Task to complete: Each line that holds the word "scale" should be returned.

Data lines:
▼▼▼

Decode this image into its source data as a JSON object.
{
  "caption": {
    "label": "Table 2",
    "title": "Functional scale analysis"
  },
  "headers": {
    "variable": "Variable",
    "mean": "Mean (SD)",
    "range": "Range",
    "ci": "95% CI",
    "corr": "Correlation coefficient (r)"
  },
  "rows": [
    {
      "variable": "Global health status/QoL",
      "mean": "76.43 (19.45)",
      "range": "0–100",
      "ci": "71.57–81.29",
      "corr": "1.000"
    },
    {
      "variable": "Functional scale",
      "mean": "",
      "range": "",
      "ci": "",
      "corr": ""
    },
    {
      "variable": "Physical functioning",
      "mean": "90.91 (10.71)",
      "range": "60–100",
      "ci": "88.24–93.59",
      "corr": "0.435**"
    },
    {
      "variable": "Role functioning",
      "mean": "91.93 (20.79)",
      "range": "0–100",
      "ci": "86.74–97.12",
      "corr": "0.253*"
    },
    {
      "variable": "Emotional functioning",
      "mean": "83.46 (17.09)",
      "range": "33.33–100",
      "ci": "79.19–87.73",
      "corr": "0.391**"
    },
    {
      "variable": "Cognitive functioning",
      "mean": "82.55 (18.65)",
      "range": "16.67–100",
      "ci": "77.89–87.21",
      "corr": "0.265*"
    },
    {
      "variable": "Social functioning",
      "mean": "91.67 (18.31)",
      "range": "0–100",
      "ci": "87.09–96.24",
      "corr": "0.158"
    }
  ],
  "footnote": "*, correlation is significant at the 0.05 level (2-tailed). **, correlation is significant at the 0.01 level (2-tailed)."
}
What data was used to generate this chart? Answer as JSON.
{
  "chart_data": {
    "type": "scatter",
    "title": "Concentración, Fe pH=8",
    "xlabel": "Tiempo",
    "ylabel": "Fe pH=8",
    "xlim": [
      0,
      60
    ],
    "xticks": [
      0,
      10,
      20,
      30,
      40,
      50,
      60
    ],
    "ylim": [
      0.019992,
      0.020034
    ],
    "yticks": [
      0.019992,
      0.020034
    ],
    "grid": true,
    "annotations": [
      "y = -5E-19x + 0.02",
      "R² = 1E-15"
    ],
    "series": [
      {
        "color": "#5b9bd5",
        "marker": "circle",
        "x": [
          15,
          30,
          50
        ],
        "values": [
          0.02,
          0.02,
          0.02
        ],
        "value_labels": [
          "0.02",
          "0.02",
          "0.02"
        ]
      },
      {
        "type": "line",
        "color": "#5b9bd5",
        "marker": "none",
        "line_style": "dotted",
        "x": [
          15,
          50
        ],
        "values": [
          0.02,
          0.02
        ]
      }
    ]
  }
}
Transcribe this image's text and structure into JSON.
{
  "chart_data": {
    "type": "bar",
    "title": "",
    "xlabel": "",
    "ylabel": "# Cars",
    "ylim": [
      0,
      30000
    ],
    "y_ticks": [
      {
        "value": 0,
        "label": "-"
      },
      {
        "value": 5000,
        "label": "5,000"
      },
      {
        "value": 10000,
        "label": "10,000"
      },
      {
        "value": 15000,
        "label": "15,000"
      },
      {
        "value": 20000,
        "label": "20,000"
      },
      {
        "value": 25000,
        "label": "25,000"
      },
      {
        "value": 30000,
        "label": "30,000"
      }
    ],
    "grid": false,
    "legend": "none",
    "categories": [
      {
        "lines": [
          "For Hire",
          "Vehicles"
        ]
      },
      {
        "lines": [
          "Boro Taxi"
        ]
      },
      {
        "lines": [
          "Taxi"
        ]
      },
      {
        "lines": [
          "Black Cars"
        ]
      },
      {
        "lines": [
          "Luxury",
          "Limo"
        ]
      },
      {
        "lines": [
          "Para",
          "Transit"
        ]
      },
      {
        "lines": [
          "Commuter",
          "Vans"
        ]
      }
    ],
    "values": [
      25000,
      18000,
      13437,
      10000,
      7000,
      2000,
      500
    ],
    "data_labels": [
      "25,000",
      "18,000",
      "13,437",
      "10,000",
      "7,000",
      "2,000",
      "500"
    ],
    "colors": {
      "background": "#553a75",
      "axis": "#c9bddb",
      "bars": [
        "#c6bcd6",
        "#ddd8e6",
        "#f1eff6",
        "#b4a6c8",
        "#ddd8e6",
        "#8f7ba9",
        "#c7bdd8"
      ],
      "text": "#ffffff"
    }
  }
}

▲▲▲

Exercise answer:
    "title": "Functional scale analysis"
      "variable": "Functional scale",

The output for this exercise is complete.